• [WORK TO COMPLETE] Give the number of lines in the records below that include "title", and nothing more.

┌─ PROVIDED DATA

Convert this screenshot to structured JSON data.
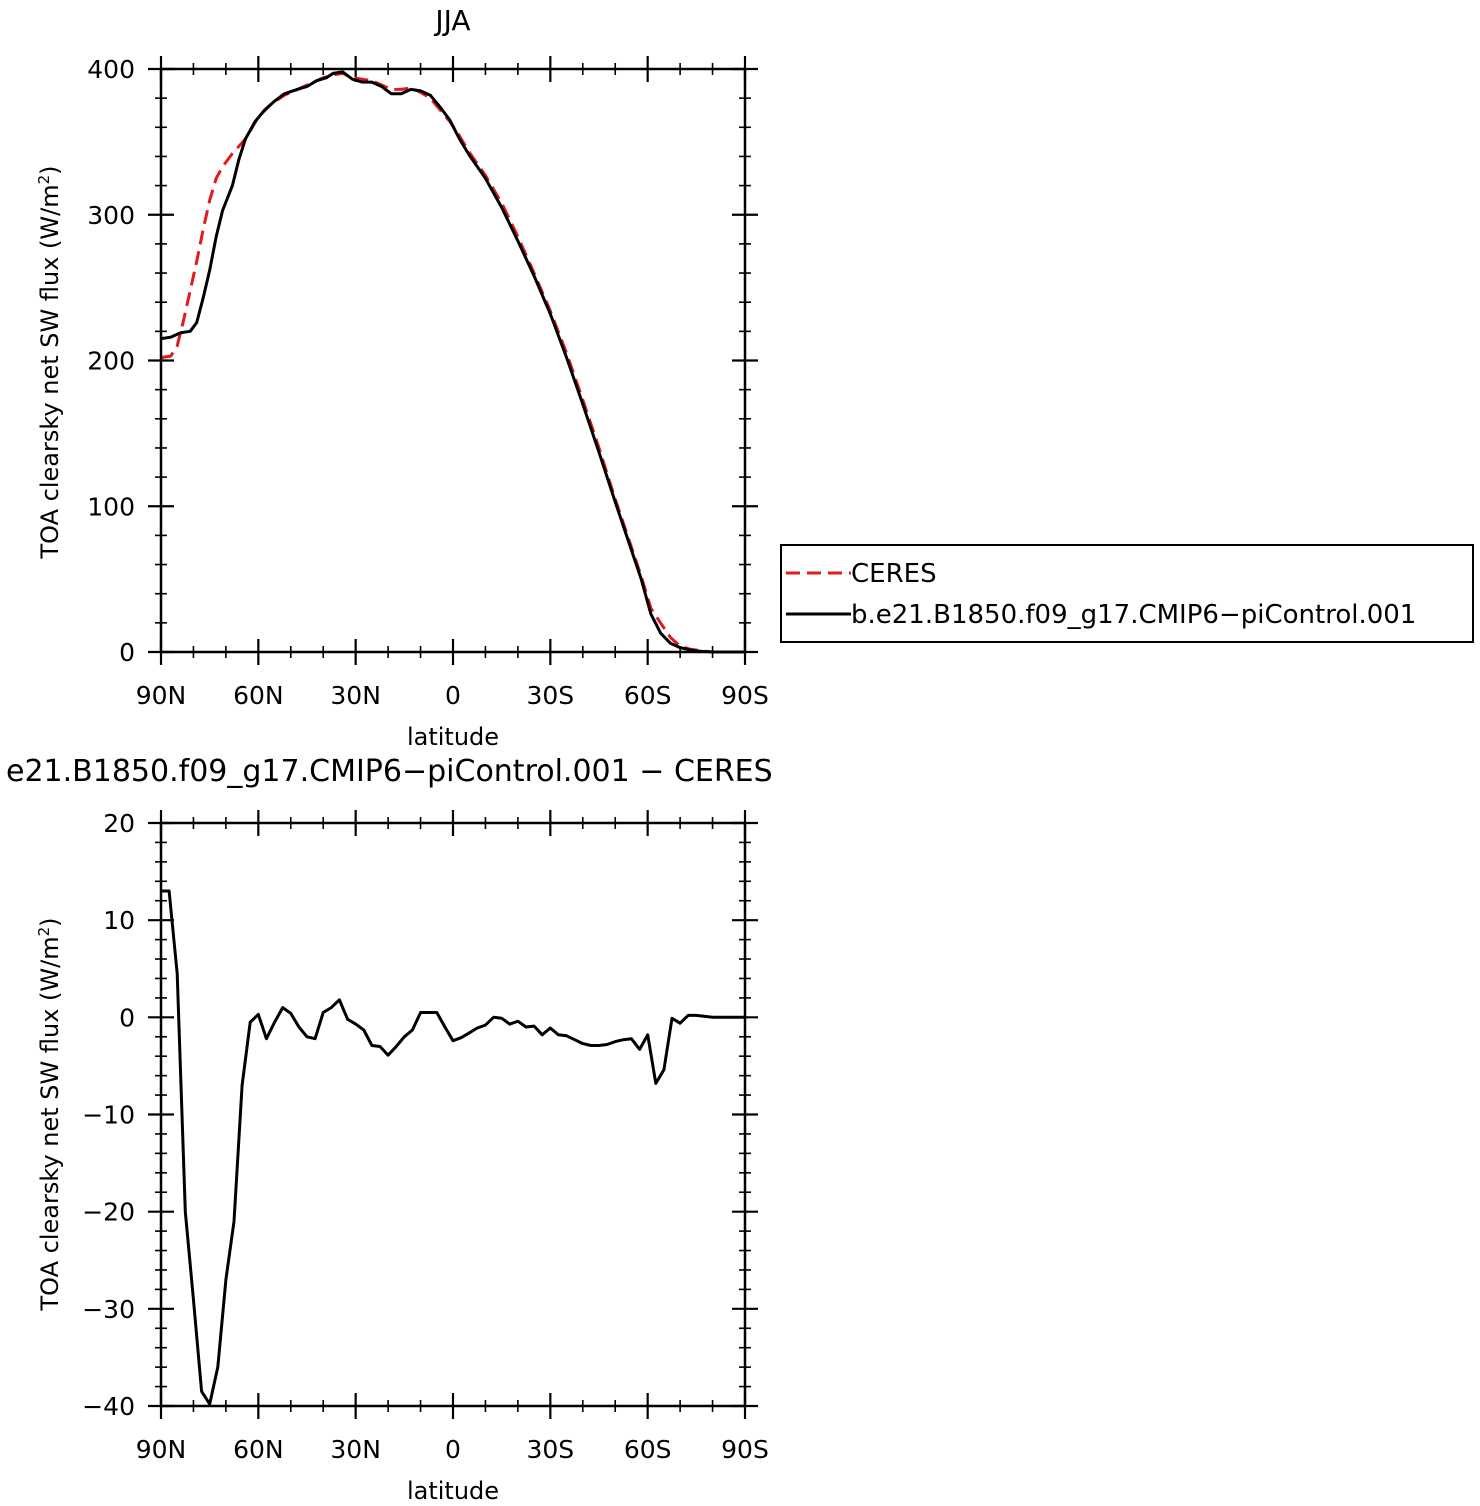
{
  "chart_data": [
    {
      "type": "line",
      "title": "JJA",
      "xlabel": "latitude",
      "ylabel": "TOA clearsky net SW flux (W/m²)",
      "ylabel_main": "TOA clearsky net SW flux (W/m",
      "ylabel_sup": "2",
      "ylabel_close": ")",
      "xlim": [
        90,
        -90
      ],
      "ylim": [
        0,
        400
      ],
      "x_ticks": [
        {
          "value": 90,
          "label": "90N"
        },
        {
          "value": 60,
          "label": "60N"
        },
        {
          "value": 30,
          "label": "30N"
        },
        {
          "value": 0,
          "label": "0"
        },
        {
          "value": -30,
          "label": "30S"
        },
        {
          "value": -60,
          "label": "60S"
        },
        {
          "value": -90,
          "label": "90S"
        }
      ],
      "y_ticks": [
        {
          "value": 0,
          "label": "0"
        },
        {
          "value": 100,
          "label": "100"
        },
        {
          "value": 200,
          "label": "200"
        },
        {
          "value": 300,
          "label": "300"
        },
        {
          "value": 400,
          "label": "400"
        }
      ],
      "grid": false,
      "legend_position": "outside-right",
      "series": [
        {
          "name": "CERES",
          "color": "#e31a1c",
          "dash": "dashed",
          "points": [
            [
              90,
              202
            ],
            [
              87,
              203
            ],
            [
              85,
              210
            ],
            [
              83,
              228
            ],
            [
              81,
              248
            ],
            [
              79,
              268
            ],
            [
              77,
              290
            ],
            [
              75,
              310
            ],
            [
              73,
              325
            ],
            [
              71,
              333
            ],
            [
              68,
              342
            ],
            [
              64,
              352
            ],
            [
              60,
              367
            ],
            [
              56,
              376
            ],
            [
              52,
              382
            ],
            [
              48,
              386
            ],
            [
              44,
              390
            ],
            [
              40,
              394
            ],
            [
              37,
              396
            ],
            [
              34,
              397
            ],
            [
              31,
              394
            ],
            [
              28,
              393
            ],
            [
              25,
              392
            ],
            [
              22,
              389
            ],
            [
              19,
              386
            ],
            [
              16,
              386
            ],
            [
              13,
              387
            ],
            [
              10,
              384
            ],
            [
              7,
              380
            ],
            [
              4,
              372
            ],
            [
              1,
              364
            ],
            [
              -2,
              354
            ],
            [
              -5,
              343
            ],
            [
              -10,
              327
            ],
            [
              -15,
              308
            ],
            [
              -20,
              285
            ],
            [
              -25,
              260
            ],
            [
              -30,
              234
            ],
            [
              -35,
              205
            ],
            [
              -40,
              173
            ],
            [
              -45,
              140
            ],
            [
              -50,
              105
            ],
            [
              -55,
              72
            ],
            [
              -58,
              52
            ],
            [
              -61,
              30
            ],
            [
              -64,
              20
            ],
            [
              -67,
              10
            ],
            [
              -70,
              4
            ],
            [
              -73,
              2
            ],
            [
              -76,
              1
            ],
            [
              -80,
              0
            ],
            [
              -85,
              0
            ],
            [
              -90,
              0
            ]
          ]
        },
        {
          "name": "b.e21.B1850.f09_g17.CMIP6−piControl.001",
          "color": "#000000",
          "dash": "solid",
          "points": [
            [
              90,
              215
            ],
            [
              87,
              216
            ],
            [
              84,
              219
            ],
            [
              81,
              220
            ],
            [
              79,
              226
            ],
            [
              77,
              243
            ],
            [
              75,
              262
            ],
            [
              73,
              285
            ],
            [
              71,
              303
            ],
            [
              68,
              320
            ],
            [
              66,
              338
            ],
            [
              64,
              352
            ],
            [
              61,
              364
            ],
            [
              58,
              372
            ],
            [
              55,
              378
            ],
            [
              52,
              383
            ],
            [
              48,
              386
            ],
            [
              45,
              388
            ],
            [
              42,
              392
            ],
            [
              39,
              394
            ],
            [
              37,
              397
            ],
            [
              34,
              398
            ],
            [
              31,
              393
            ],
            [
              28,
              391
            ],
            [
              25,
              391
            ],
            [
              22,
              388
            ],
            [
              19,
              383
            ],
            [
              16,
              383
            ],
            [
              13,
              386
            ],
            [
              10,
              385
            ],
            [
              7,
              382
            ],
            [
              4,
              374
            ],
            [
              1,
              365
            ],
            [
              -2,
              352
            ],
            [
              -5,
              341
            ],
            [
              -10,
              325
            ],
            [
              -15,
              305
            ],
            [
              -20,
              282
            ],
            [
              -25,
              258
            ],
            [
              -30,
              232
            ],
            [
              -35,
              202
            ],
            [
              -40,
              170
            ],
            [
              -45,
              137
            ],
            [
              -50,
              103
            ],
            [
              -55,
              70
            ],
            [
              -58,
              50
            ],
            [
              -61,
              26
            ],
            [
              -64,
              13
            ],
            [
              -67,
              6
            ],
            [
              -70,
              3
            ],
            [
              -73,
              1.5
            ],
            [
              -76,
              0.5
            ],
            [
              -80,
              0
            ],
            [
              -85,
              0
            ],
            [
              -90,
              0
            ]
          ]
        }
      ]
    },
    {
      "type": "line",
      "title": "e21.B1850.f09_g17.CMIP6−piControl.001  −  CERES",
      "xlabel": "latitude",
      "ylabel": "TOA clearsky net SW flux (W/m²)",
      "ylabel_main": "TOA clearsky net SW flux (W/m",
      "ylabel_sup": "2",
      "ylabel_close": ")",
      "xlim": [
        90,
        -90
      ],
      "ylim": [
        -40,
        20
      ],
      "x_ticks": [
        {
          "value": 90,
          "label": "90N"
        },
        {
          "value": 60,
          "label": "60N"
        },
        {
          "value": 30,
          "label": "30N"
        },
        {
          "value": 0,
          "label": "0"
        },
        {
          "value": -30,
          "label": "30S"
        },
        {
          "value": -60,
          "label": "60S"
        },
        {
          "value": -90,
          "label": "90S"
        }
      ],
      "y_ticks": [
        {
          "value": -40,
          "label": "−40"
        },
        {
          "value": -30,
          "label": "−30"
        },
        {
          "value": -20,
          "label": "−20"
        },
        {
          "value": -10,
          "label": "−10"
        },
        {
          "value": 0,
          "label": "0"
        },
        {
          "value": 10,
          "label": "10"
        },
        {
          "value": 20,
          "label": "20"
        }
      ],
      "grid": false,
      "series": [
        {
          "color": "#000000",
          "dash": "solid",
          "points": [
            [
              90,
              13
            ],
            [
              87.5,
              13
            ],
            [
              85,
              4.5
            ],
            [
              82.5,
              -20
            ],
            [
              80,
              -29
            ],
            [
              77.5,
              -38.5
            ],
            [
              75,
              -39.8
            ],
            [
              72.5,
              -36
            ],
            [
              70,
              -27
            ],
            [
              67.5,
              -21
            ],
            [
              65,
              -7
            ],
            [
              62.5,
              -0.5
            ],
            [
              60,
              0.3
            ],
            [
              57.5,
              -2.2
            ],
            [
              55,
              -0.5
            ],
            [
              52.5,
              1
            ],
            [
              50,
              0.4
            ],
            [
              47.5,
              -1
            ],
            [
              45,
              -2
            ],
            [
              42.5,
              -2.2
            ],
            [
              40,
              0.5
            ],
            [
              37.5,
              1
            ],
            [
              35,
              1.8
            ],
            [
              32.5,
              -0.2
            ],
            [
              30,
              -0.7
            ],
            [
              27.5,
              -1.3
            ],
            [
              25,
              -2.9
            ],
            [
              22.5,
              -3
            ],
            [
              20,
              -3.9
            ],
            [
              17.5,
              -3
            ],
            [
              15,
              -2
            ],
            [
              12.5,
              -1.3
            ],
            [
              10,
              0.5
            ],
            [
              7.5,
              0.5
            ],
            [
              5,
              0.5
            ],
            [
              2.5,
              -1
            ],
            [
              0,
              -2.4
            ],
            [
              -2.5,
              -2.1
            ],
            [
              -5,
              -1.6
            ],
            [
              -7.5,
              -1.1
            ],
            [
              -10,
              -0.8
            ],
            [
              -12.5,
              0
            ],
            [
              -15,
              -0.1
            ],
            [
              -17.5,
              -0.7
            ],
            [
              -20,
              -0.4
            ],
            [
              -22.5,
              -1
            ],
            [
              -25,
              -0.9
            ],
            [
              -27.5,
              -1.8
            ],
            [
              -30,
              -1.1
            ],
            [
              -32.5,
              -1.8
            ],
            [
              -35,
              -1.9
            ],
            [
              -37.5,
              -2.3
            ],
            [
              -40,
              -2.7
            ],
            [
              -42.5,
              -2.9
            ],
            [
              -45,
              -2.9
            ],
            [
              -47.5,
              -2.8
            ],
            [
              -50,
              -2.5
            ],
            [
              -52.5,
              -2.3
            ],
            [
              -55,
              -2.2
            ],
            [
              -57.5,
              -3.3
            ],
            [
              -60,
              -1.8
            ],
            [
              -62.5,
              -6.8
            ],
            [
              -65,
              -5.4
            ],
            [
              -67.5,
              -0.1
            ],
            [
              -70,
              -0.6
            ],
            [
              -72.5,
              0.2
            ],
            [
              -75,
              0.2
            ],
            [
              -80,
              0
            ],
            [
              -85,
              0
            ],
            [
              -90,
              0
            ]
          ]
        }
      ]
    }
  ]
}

└─

• [COMPLETED EXERCISE] 2